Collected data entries
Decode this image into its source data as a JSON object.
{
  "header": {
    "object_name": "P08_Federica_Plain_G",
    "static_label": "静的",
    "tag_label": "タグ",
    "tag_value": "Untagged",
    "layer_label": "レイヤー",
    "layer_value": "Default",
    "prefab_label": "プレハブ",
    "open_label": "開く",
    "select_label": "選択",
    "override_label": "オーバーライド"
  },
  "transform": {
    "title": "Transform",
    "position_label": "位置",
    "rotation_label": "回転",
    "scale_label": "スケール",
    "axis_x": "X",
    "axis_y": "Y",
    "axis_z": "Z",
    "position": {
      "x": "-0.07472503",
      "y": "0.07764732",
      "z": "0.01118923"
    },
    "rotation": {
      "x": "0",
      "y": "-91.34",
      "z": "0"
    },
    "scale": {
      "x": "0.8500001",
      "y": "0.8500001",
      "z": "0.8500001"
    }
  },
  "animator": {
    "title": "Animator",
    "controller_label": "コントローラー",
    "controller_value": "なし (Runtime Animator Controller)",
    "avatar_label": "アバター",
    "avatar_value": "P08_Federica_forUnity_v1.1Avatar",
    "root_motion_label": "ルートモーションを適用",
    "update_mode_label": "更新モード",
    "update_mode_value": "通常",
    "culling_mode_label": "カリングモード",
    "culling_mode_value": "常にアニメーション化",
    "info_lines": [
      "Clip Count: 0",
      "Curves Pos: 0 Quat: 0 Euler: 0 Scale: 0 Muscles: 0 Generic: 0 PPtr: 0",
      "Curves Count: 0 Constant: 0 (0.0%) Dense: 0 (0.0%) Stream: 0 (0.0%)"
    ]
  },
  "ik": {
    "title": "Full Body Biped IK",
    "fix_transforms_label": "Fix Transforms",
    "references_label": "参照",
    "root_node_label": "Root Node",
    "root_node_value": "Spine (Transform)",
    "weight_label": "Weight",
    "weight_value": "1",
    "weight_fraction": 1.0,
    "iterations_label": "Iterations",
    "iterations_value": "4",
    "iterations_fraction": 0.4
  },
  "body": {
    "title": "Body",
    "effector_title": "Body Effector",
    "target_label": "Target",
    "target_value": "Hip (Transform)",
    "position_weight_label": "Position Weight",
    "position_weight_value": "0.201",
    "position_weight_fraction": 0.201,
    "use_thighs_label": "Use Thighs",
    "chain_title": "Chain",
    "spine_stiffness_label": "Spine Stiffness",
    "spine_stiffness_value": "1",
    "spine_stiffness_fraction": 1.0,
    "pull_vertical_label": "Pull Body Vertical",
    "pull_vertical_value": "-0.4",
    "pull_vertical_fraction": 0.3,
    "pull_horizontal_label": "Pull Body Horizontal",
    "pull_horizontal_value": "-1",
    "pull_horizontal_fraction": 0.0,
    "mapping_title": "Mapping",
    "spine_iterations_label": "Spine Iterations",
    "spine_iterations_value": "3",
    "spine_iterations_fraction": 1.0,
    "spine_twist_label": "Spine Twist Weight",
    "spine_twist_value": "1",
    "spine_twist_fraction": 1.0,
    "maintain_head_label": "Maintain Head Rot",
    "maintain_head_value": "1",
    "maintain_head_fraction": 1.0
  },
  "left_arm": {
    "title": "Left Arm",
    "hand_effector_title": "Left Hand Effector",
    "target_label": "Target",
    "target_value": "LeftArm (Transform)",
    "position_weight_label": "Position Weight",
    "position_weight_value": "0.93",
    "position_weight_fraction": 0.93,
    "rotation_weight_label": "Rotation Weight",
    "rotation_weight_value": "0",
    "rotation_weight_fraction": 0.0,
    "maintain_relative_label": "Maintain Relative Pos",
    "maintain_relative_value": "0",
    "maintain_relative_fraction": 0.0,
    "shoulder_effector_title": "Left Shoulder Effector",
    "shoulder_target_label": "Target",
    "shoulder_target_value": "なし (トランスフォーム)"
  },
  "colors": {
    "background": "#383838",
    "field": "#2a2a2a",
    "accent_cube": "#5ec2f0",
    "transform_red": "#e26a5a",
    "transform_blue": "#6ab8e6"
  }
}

# [WORK TO BE COMPLETED]
Print the material above once more, exactly.

# [TASK ANSWER]
Decode this image into its source data as a JSON object.
{
  "header": {
    "object_name": "P08_Federica_Plain_G",
    "static_label": "静的",
    "tag_label": "タグ",
    "tag_value": "Untagged",
    "layer_label": "レイヤー",
    "layer_value": "Default",
    "prefab_label": "プレハブ",
    "open_label": "開く",
    "select_label": "選択",
    "override_label": "オーバーライド"
  },
  "transform": {
    "title": "Transform",
    "position_label": "位置",
    "rotation_label": "回転",
    "scale_label": "スケール",
    "axis_x": "X",
    "axis_y": "Y",
    "axis_z": "Z",
    "position": {
      "x": "-0.07472503",
      "y": "0.07764732",
      "z": "0.01118923"
    },
    "rotation": {
      "x": "0",
      "y": "-91.34",
      "z": "0"
    },
    "scale": {
      "x": "0.8500001",
      "y": "0.8500001",
      "z": "0.8500001"
    }
  },
  "animator": {
    "title": "Animator",
    "controller_label": "コントローラー",
    "controller_value": "なし (Runtime Animator Controller)",
    "avatar_label": "アバター",
    "avatar_value": "P08_Federica_forUnity_v1.1Avatar",
    "root_motion_label": "ルートモーションを適用",
    "update_mode_label": "更新モード",
    "update_mode_value": "通常",
    "culling_mode_label": "カリングモード",
    "culling_mode_value": "常にアニメーション化",
    "info_lines": [
      "Clip Count: 0",
      "Curves Pos: 0 Quat: 0 Euler: 0 Scale: 0 Muscles: 0 Generic: 0 PPtr: 0",
      "Curves Count: 0 Constant: 0 (0.0%) Dense: 0 (0.0%) Stream: 0 (0.0%)"
    ]
  },
  "ik": {
    "title": "Full Body Biped IK",
    "fix_transforms_label": "Fix Transforms",
    "references_label": "参照",
    "root_node_label": "Root Node",
    "root_node_value": "Spine (Transform)",
    "weight_label": "Weight",
    "weight_value": "1",
    "weight_fraction": 1.0,
    "iterations_label": "Iterations",
    "iterations_value": "4",
    "iterations_fraction": 0.4
  },
  "body": {
    "title": "Body",
    "effector_title": "Body Effector",
    "target_label": "Target",
    "target_value": "Hip (Transform)",
    "position_weight_label": "Position Weight",
    "position_weight_value": "0.201",
    "position_weight_fraction": 0.201,
    "use_thighs_label": "Use Thighs",
    "chain_title": "Chain",
    "spine_stiffness_label": "Spine Stiffness",
    "spine_stiffness_value": "1",
    "spine_stiffness_fraction": 1.0,
    "pull_vertical_label": "Pull Body Vertical",
    "pull_vertical_value": "-0.4",
    "pull_vertical_fraction": 0.3,
    "pull_horizontal_label": "Pull Body Horizontal",
    "pull_horizontal_value": "-1",
    "pull_horizontal_fraction": 0.0,
    "mapping_title": "Mapping",
    "spine_iterations_label": "Spine Iterations",
    "spine_iterations_value": "3",
    "spine_iterations_fraction": 1.0,
    "spine_twist_label": "Spine Twist Weight",
    "spine_twist_value": "1",
    "spine_twist_fraction": 1.0,
    "maintain_head_label": "Maintain Head Rot",
    "maintain_head_value": "1",
    "maintain_head_fraction": 1.0
  },
  "left_arm": {
    "title": "Left Arm",
    "hand_effector_title": "Left Hand Effector",
    "target_label": "Target",
    "target_value": "LeftArm (Transform)",
    "position_weight_label": "Position Weight",
    "position_weight_value": "0.93",
    "position_weight_fraction": 0.93,
    "rotation_weight_label": "Rotation Weight",
    "rotation_weight_value": "0",
    "rotation_weight_fraction": 0.0,
    "maintain_relative_label": "Maintain Relative Pos",
    "maintain_relative_value": "0",
    "maintain_relative_fraction": 0.0,
    "shoulder_effector_title": "Left Shoulder Effector",
    "shoulder_target_label": "Target",
    "shoulder_target_value": "なし (トランスフォーム)"
  },
  "colors": {
    "background": "#383838",
    "field": "#2a2a2a",
    "accent_cube": "#5ec2f0",
    "transform_red": "#e26a5a",
    "transform_blue": "#6ab8e6"
  }
}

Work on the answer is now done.